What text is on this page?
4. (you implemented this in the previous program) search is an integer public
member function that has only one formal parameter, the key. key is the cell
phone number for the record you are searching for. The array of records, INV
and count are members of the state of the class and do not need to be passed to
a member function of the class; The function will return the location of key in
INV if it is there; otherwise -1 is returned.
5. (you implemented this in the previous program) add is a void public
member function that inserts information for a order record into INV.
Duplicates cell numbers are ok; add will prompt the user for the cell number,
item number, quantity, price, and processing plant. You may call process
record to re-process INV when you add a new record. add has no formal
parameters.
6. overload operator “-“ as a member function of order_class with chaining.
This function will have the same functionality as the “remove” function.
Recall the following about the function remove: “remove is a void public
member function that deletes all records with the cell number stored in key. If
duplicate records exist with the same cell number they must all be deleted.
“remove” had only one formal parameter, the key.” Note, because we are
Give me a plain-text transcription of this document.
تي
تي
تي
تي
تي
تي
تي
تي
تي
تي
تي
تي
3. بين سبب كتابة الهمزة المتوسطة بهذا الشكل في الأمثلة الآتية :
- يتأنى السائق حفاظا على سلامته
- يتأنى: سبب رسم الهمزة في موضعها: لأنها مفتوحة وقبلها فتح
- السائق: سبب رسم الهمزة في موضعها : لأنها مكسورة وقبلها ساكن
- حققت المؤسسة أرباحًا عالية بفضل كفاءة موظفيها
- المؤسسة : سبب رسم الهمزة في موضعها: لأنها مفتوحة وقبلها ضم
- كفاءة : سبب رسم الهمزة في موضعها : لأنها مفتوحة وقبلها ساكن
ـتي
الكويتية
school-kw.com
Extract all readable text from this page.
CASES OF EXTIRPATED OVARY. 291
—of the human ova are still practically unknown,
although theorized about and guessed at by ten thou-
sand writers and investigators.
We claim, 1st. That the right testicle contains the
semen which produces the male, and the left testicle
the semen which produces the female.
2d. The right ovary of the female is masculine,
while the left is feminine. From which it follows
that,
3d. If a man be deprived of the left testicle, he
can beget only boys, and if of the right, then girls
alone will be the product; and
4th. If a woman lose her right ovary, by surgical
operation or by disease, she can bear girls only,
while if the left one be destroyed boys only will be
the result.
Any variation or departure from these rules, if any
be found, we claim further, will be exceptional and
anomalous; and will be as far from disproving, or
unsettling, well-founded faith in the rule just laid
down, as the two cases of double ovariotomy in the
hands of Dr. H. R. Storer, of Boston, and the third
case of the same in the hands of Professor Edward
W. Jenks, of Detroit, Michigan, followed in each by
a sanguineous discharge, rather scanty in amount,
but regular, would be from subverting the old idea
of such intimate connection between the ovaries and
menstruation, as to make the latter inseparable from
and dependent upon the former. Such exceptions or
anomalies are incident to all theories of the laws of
━━━━━━━━━━━━━━━━
Copy each line above that contains the string "boys".

◆ **The answer**:
can beget only boys, and if of the right, then girls
while if the left one be destroyed boys only will be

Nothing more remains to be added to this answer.